Return each line of the data below exactly, omitting any pictures.

◇ ◇ ◇ ◇ ◇ ◇ ◇

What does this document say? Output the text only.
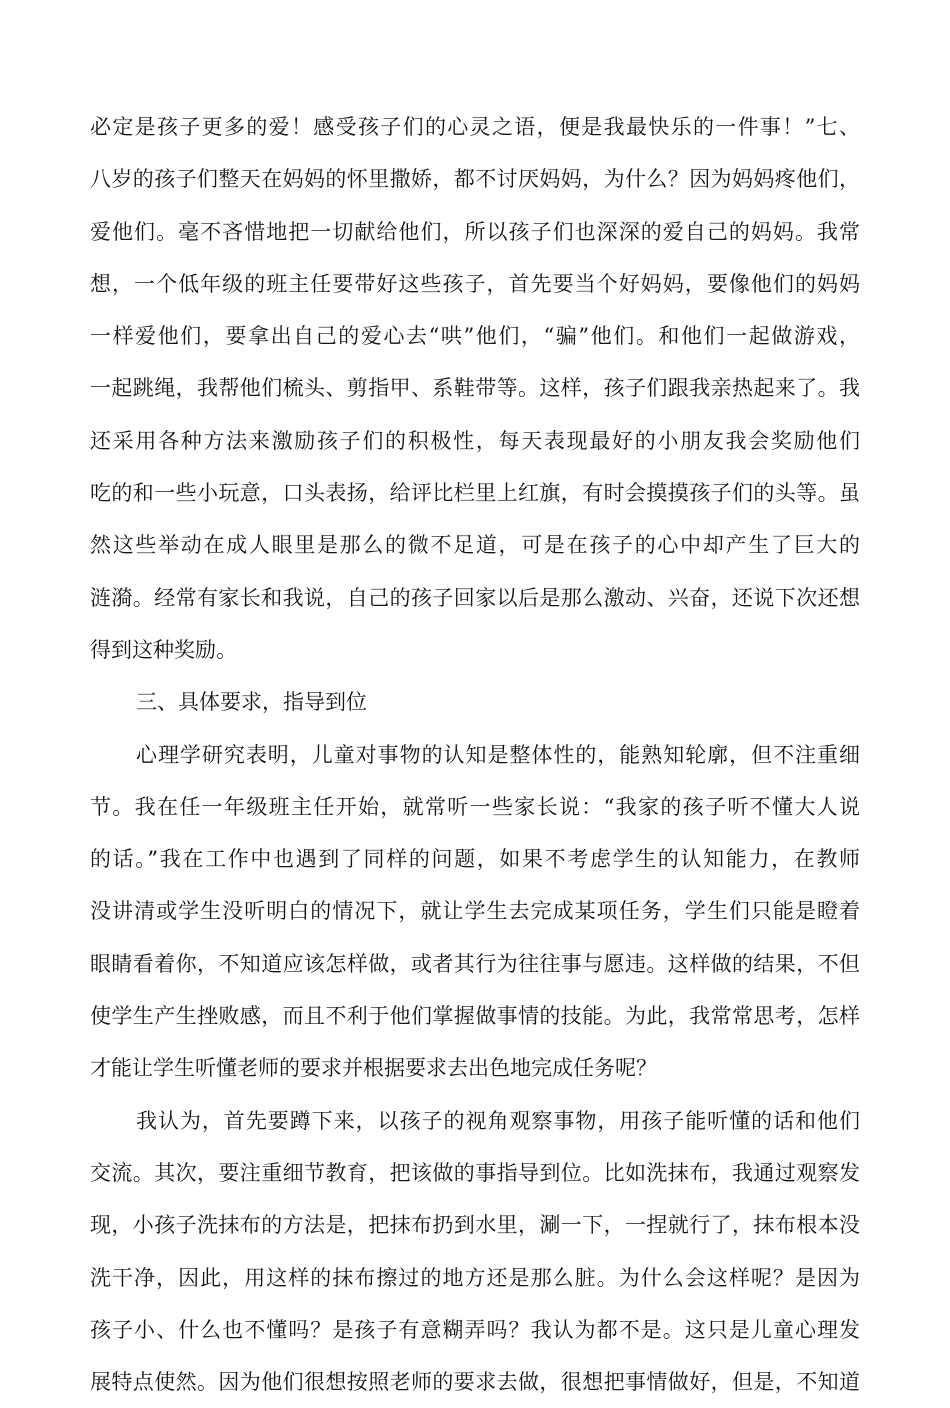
必定是孩子更多的爱！感受孩子们的心灵之语，便是我最快乐的一件事！”七、
八岁的孩子们整天在妈妈的怀里撒娇，都不讨厌妈妈，为什么？因为妈妈疼他们，
爱他们。毫不吝惜地把一切献给他们，所以孩子们也深深的爱自己的妈妈。我常
想，一个低年级的班主任要带好这些孩子，首先要当个好妈妈，要像他们的妈妈
一样爱他们，要拿出自己的爱心去“哄”他们，“骗”他们。和他们一起做游戏，
一起跳绳，我帮他们梳头、剪指甲、系鞋带等。这样，孩子们跟我亲热起来了。我
还采用各种方法来激励孩子们的积极性，每天表现最好的小朋友我会奖励他们
吃的和一些小玩意，口头表扬，给评比栏里上红旗，有时会摸摸孩子们的头等。虽
然这些举动在成人眼里是那么的微不足道，可是在孩子的心中却产生了巨大的
涟漪。经常有家长和我说，自己的孩子回家以后是那么激动、兴奋，还说下次还想
得到这种奖励。
三、具体要求，指导到位
心理学研究表明，儿童对事物的认知是整体性的，能熟知轮廓，但不注重细
节。我在任一年级班主任开始，就常听一些家长说：“我家的孩子听不懂大人说
的话。”我在工作中也遇到了同样的问题，如果不考虑学生的认知能力，在教师
没讲清或学生没听明白的情况下，就让学生去完成某项任务，学生们只能是瞪着
眼睛看着你，不知道应该怎样做，或者其行为往往事与愿违。这样做的结果，不但
使学生产生挫败感，而且不利于他们掌握做事情的技能。为此，我常常思考，怎样
才能让学生听懂老师的要求并根据要求去出色地完成任务呢？
我认为，首先要蹲下来，以孩子的视角观察事物，用孩子能听懂的话和他们
交流。其次，要注重细节教育，把该做的事指导到位。比如洗抹布，我通过观察发
现，小孩子洗抹布的方法是，把抹布扔到水里，涮一下，一捏就行了，抹布根本没
洗干净，因此，用这样的抹布擦过的地方还是那么脏。为什么会这样呢？是因为
孩子小、什么也不懂吗？是孩子有意糊弄吗？我认为都不是。这只是儿童心理发
展特点使然。因为他们很想按照老师的要求去做，很想把事情做好，但是，不知道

◇ ◇ ◇ ◇ ◇ ◇ ◇

> **FULL SOLUTION**
What does this document say? Output the text only.
必定是孩子更多的爱！感受孩子们的心灵之语，便是我最快乐的一件事！”七、
八岁的孩子们整天在妈妈的怀里撒娇，都不讨厌妈妈，为什么？因为妈妈疼他们，
爱他们。毫不吝惜地把一切献给他们，所以孩子们也深深的爱自己的妈妈。我常
想，一个低年级的班主任要带好这些孩子，首先要当个好妈妈，要像他们的妈妈
一样爱他们，要拿出自己的爱心去“哄”他们，“骗”他们。和他们一起做游戏，
一起跳绳，我帮他们梳头、剪指甲、系鞋带等。这样，孩子们跟我亲热起来了。我
还采用各种方法来激励孩子们的积极性，每天表现最好的小朋友我会奖励他们
吃的和一些小玩意，口头表扬，给评比栏里上红旗，有时会摸摸孩子们的头等。虽
然这些举动在成人眼里是那么的微不足道，可是在孩子的心中却产生了巨大的
涟漪。经常有家长和我说，自己的孩子回家以后是那么激动、兴奋，还说下次还想
得到这种奖励。
三、具体要求，指导到位
心理学研究表明，儿童对事物的认知是整体性的，能熟知轮廓，但不注重细
节。我在任一年级班主任开始，就常听一些家长说：“我家的孩子听不懂大人说
的话。”我在工作中也遇到了同样的问题，如果不考虑学生的认知能力，在教师
没讲清或学生没听明白的情况下，就让学生去完成某项任务，学生们只能是瞪着
眼睛看着你，不知道应该怎样做，或者其行为往往事与愿违。这样做的结果，不但
使学生产生挫败感，而且不利于他们掌握做事情的技能。为此，我常常思考，怎样
才能让学生听懂老师的要求并根据要求去出色地完成任务呢？
我认为，首先要蹲下来，以孩子的视角观察事物，用孩子能听懂的话和他们
交流。其次，要注重细节教育，把该做的事指导到位。比如洗抹布，我通过观察发
现，小孩子洗抹布的方法是，把抹布扔到水里，涮一下，一捏就行了，抹布根本没
洗干净，因此，用这样的抹布擦过的地方还是那么脏。为什么会这样呢？是因为
孩子小、什么也不懂吗？是孩子有意糊弄吗？我认为都不是。这只是儿童心理发
展特点使然。因为他们很想按照老师的要求去做，很想把事情做好，但是，不知道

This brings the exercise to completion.